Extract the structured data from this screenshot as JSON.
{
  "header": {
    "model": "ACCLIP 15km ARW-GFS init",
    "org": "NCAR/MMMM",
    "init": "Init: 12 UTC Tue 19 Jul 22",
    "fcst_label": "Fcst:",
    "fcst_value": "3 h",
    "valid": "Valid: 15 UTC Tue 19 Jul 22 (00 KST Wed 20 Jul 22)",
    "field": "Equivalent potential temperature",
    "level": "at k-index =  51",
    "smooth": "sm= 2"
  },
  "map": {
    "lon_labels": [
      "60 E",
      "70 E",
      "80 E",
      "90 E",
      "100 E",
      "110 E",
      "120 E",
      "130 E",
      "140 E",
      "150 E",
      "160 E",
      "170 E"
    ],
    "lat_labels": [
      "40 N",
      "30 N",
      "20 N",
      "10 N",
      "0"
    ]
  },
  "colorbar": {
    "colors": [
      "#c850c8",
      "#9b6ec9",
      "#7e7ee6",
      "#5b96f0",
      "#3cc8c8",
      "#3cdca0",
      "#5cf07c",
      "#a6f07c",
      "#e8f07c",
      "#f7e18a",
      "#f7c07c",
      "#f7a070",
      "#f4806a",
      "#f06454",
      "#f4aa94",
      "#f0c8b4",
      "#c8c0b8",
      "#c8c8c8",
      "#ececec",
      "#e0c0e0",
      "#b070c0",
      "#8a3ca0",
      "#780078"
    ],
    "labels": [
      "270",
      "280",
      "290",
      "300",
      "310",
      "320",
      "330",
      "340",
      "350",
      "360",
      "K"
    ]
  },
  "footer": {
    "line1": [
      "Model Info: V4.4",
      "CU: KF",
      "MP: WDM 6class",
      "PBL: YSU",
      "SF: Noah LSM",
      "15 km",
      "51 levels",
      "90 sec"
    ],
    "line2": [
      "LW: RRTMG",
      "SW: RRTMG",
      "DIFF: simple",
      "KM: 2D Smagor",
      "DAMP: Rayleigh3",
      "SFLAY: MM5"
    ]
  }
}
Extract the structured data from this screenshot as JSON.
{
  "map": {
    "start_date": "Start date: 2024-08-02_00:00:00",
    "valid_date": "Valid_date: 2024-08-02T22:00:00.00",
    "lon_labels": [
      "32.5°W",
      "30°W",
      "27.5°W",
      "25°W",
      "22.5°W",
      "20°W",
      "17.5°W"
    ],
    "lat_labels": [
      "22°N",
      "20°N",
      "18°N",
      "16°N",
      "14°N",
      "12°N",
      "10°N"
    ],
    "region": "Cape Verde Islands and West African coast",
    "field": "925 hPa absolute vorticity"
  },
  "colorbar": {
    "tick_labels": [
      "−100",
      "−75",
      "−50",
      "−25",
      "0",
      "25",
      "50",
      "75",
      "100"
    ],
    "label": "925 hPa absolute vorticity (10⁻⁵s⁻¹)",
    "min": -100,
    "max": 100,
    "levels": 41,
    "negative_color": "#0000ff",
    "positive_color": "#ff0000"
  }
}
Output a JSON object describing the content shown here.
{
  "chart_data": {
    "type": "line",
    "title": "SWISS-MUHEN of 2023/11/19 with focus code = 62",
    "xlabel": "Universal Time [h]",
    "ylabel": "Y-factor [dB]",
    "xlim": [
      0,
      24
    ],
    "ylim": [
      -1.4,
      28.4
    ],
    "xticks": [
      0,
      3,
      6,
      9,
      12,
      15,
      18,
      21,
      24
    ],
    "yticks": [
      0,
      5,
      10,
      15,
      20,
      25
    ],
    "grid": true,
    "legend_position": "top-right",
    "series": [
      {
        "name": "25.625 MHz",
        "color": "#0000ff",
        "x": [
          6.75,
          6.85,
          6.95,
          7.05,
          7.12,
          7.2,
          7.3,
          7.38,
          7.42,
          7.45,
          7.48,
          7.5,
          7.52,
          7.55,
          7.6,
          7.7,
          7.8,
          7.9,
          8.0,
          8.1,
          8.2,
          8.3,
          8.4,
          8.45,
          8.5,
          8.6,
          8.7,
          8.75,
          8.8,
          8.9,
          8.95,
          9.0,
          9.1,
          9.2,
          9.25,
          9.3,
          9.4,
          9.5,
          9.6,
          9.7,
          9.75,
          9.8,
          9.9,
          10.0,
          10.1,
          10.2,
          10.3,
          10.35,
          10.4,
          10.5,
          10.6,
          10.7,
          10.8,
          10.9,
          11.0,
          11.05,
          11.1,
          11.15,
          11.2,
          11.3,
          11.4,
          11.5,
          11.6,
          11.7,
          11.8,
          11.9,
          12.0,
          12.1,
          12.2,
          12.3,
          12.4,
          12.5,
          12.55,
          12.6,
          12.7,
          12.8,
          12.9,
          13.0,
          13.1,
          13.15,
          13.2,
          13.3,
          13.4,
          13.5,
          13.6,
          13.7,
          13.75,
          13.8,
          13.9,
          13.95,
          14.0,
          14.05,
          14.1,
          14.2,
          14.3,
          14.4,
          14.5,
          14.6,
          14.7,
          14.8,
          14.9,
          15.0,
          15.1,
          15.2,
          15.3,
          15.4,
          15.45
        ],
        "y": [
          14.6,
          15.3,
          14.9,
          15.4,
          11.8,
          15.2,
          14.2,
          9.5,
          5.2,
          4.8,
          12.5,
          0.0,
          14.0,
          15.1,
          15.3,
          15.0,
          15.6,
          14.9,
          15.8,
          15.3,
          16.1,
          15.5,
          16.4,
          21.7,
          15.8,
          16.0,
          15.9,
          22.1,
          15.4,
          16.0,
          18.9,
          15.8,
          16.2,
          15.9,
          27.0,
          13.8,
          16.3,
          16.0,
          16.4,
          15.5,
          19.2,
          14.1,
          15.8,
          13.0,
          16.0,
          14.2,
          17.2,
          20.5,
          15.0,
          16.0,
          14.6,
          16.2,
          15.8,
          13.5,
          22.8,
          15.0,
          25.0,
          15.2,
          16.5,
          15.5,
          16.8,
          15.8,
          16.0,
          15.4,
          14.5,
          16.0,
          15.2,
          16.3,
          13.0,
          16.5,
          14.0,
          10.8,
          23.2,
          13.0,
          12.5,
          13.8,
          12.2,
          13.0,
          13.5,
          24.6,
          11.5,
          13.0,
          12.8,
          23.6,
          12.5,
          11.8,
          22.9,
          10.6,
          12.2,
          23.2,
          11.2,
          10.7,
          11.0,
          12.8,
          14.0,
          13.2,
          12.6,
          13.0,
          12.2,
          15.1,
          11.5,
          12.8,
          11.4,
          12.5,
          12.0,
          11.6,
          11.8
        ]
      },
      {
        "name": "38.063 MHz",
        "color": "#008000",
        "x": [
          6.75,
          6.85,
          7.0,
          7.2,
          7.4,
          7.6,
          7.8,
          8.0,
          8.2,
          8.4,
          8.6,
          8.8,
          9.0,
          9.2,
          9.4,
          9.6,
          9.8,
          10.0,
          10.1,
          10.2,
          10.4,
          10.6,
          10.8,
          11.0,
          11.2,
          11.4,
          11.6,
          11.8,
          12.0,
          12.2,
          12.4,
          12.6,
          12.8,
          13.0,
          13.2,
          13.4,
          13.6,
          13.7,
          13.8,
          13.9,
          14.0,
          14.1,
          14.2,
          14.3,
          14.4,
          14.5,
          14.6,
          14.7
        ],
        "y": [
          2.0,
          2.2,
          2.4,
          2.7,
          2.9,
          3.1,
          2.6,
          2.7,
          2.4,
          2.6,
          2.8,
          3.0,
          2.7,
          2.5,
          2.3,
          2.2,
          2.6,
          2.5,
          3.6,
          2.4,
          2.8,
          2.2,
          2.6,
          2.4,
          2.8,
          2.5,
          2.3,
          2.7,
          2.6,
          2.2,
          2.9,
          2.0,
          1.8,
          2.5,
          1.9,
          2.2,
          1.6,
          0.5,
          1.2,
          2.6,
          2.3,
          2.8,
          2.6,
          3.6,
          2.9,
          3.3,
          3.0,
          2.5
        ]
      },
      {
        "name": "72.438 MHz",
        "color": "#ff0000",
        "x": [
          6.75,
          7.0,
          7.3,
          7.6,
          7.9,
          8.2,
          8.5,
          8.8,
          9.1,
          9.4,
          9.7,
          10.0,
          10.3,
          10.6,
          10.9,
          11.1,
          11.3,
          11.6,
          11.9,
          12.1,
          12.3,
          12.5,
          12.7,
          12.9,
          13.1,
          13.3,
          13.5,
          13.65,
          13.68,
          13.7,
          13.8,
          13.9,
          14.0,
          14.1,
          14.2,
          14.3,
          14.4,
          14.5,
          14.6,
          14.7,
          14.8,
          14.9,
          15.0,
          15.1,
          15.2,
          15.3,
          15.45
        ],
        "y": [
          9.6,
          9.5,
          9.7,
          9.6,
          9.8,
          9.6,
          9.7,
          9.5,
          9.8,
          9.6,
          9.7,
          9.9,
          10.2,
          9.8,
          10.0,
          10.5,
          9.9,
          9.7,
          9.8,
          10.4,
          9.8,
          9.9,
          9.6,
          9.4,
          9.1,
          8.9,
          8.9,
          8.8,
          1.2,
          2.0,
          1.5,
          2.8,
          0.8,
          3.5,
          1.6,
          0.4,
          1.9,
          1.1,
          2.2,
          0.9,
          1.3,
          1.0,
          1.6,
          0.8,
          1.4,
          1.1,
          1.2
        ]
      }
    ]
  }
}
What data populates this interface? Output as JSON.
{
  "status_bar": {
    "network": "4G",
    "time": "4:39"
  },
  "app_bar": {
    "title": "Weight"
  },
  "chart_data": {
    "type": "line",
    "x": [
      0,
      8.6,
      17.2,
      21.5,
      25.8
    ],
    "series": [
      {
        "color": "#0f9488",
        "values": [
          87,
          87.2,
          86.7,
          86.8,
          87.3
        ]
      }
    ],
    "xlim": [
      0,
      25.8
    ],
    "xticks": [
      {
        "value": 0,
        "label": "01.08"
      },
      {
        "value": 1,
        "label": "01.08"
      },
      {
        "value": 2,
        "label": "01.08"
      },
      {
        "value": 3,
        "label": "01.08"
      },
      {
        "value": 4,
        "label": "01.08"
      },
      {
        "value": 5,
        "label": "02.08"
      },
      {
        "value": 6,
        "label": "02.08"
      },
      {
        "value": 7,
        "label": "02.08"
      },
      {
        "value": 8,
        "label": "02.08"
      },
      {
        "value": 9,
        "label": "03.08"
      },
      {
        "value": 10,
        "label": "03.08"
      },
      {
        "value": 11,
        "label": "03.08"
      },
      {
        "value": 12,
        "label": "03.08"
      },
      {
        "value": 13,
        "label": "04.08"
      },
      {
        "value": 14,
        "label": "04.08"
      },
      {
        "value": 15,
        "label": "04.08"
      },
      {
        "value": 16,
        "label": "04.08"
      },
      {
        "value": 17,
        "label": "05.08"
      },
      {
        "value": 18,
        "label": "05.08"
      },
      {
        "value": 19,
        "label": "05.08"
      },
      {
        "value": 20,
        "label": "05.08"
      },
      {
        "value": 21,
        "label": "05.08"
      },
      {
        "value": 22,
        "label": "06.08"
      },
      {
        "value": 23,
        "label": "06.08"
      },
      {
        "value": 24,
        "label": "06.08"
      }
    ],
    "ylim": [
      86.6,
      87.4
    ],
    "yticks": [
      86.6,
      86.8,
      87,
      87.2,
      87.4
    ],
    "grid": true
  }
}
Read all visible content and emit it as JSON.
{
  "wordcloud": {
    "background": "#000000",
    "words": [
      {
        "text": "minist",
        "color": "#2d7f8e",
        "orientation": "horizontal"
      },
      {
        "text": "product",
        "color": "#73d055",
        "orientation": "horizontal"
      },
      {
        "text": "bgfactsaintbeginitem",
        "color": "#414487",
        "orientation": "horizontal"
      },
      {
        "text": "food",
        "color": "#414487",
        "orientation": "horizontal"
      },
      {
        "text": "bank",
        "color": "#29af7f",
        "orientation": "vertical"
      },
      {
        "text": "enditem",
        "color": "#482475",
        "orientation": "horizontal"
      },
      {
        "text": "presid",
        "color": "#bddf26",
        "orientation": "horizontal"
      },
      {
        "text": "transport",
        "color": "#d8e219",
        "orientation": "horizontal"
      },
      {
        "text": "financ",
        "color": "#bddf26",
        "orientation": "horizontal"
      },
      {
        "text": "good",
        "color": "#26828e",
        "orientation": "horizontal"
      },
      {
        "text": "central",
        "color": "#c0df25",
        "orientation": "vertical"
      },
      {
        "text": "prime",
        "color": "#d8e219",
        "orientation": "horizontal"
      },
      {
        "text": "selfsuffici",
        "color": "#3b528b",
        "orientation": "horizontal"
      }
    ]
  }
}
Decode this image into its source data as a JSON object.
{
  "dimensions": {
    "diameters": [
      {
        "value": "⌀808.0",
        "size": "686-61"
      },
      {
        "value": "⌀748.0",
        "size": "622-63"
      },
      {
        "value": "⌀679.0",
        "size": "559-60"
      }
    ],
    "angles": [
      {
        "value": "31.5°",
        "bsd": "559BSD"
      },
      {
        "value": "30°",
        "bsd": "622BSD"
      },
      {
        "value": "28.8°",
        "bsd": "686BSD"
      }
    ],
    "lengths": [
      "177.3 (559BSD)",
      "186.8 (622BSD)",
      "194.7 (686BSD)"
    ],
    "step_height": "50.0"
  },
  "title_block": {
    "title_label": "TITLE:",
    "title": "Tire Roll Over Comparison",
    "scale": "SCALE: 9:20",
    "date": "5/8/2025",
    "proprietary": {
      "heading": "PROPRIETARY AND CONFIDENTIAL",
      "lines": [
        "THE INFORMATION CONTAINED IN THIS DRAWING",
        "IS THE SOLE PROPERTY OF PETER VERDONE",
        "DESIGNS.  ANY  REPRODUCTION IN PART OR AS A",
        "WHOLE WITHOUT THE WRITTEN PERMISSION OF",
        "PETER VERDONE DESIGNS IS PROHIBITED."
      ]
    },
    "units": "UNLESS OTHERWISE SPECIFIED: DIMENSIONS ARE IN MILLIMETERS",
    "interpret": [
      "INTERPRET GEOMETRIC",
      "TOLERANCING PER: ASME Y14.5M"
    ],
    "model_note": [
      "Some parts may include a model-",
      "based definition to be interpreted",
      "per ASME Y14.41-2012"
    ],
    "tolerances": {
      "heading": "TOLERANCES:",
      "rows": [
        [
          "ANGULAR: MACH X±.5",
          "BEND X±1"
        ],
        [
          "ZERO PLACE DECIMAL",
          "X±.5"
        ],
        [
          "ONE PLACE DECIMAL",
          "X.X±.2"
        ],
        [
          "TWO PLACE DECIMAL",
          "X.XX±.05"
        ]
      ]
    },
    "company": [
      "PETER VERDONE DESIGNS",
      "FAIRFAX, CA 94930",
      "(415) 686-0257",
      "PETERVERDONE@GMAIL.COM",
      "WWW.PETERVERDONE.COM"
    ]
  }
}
************
■ Instructions to follow ■
Your answer should be one number: how many lines of the listing include the word "vorticity".

■ Response ■
2